# Supplied information:
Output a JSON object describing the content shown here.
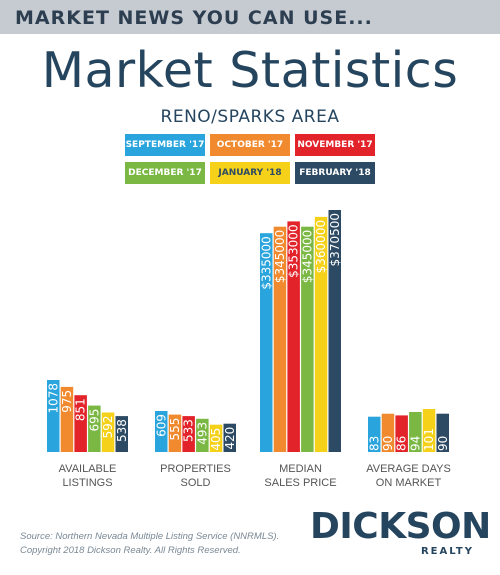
{
  "banner": {
    "text": "MARKET NEWS YOU CAN USE..."
  },
  "header": {
    "title": "Market Statistics",
    "subtitle": "RENO/SPARKS AREA"
  },
  "chart_data": {
    "type": "bar",
    "title": "Market Statistics",
    "subtitle": "RENO/SPARKS AREA",
    "legend_position": "top-center",
    "grid": false,
    "series": [
      {
        "name": "SEPTEMBER '17",
        "color": "#2aa4dc"
      },
      {
        "name": "OCTOBER '17",
        "color": "#f18a2e"
      },
      {
        "name": "NOVEMBER '17",
        "color": "#e2232a"
      },
      {
        "name": "DECEMBER '17",
        "color": "#7ab843"
      },
      {
        "name": "JANUARY '18",
        "color": "#f5d11a"
      },
      {
        "name": "FEBRUARY '18",
        "color": "#2c4a63"
      }
    ],
    "groups": [
      {
        "category": [
          "AVAILABLE",
          "LISTINGS"
        ],
        "values": [
          1078,
          975,
          851,
          695,
          592,
          538
        ],
        "labels": [
          "1078",
          "975",
          "851",
          "695",
          "592",
          "538"
        ]
      },
      {
        "category": [
          "PROPERTIES",
          "SOLD"
        ],
        "values": [
          609,
          555,
          533,
          493,
          405,
          420
        ],
        "labels": [
          "609",
          "555",
          "533",
          "493",
          "405",
          "420"
        ]
      },
      {
        "category": [
          "MEDIAN",
          "SALES PRICE"
        ],
        "values": [
          335000,
          345000,
          353000,
          345000,
          360000,
          370500
        ],
        "labels": [
          "$335000",
          "$345000",
          "$353000",
          "$345000",
          "$360000",
          "$370500"
        ]
      },
      {
        "category": [
          "AVERAGE DAYS",
          "ON MARKET"
        ],
        "values": [
          83,
          90,
          86,
          94,
          101,
          90
        ],
        "labels": [
          "83",
          "90",
          "86",
          "94",
          "101",
          "90"
        ]
      }
    ]
  },
  "footer": {
    "source_line1": "Source: Northern Nevada Multiple Listing Service (NNRMLS).",
    "source_line2": "Copyright 2018 Dickson Realty. All Rights Reserved.",
    "logo_name": "DICKSON",
    "logo_sub": "REALTY"
  }
}
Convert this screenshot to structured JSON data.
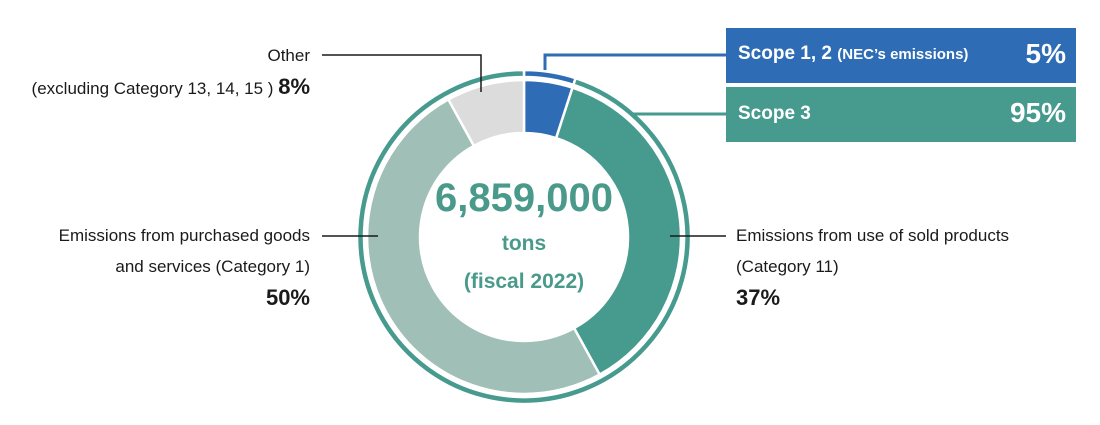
{
  "chart_data": {
    "type": "pie",
    "variant": "donut",
    "center": {
      "value": "6,859,000",
      "unit": "tons",
      "period": "(fiscal 2022)"
    },
    "inner_slices": [
      {
        "name": "Scope 1, 2",
        "value": 5,
        "color": "#2e6db6"
      },
      {
        "name": "Emissions from use of sold products (Category 11)",
        "value": 37,
        "color": "#469a8e"
      },
      {
        "name": "Emissions from purchased goods and services (Category 1)",
        "value": 50,
        "color": "#9fbfb7"
      },
      {
        "name": "Other (excluding Category 13, 14, 15)",
        "value": 8,
        "color": "#dcdcdc"
      }
    ],
    "outer_ring": [
      {
        "name": "Scope 1, 2",
        "value": 5,
        "color": "#2e6db6"
      },
      {
        "name": "Scope 3",
        "value": 95,
        "color": "#469a8e"
      }
    ]
  },
  "legend": {
    "scope12": {
      "title": "Scope 1, 2",
      "note": "(NEC’s emissions)",
      "pct": "5%",
      "color": "#2e6db6"
    },
    "scope3": {
      "title": "Scope 3",
      "pct": "95%",
      "color": "#469a8e"
    }
  },
  "labels": {
    "other": {
      "line1": "Other",
      "line2": "(excluding Category 13, 14, 15 )",
      "pct": "8%"
    },
    "purchased": {
      "line1": "Emissions from purchased goods",
      "line2": "and services (Category 1)",
      "pct": "50%"
    },
    "sold": {
      "line1": "Emissions from use of sold products",
      "line2": "(Category 11)",
      "pct": "37%"
    }
  }
}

# Goal:
Pictures are to be left out; all else in the entries above is to be quoted exactly.

# Correct output:
Output a JSON object describing the content shown here.
{
  "banner": {
    "text": "MARKET NEWS YOU CAN USE..."
  },
  "header": {
    "title": "Market Statistics",
    "subtitle": "RENO/SPARKS AREA"
  },
  "chart_data": {
    "type": "bar",
    "title": "Market Statistics",
    "subtitle": "RENO/SPARKS AREA",
    "legend_position": "top-center",
    "grid": false,
    "series": [
      {
        "name": "SEPTEMBER '17",
        "color": "#2aa4dc"
      },
      {
        "name": "OCTOBER '17",
        "color": "#f18a2e"
      },
      {
        "name": "NOVEMBER '17",
        "color": "#e2232a"
      },
      {
        "name": "DECEMBER '17",
        "color": "#7ab843"
      },
      {
        "name": "JANUARY '18",
        "color": "#f5d11a"
      },
      {
        "name": "FEBRUARY '18",
        "color": "#2c4a63"
      }
    ],
    "groups": [
      {
        "category": [
          "AVAILABLE",
          "LISTINGS"
        ],
        "values": [
          1078,
          975,
          851,
          695,
          592,
          538
        ],
        "labels": [
          "1078",
          "975",
          "851",
          "695",
          "592",
          "538"
        ]
      },
      {
        "category": [
          "PROPERTIES",
          "SOLD"
        ],
        "values": [
          609,
          555,
          533,
          493,
          405,
          420
        ],
        "labels": [
          "609",
          "555",
          "533",
          "493",
          "405",
          "420"
        ]
      },
      {
        "category": [
          "MEDIAN",
          "SALES PRICE"
        ],
        "values": [
          335000,
          345000,
          353000,
          345000,
          360000,
          370500
        ],
        "labels": [
          "$335000",
          "$345000",
          "$353000",
          "$345000",
          "$360000",
          "$370500"
        ]
      },
      {
        "category": [
          "AVERAGE DAYS",
          "ON MARKET"
        ],
        "values": [
          83,
          90,
          86,
          94,
          101,
          90
        ],
        "labels": [
          "83",
          "90",
          "86",
          "94",
          "101",
          "90"
        ]
      }
    ]
  },
  "footer": {
    "source_line1": "Source: Northern Nevada Multiple Listing Service (NNRMLS).",
    "source_line2": "Copyright 2018 Dickson Realty. All Rights Reserved.",
    "logo_name": "DICKSON",
    "logo_sub": "REALTY"
  }
}
Convert this screenshot to structured JSON data.
{
  "chart_data": {
    "type": "pie",
    "variant": "donut",
    "center": {
      "value": "6,859,000",
      "unit": "tons",
      "period": "(fiscal 2022)"
    },
    "inner_slices": [
      {
        "name": "Scope 1, 2",
        "value": 5,
        "color": "#2e6db6"
      },
      {
        "name": "Emissions from use of sold products (Category 11)",
        "value": 37,
        "color": "#469a8e"
      },
      {
        "name": "Emissions from purchased goods and services (Category 1)",
        "value": 50,
        "color": "#9fbfb7"
      },
      {
        "name": "Other (excluding Category 13, 14, 15)",
        "value": 8,
        "color": "#dcdcdc"
      }
    ],
    "outer_ring": [
      {
        "name": "Scope 1, 2",
        "value": 5,
        "color": "#2e6db6"
      },
      {
        "name": "Scope 3",
        "value": 95,
        "color": "#469a8e"
      }
    ]
  },
  "legend": {
    "scope12": {
      "title": "Scope 1, 2",
      "note": "(NEC’s emissions)",
      "pct": "5%",
      "color": "#2e6db6"
    },
    "scope3": {
      "title": "Scope 3",
      "pct": "95%",
      "color": "#469a8e"
    }
  },
  "labels": {
    "other": {
      "line1": "Other",
      "line2": "(excluding Category 13, 14, 15 )",
      "pct": "8%"
    },
    "purchased": {
      "line1": "Emissions from purchased goods",
      "line2": "and services (Category 1)",
      "pct": "50%"
    },
    "sold": {
      "line1": "Emissions from use of sold products",
      "line2": "(Category 11)",
      "pct": "37%"
    }
  }
}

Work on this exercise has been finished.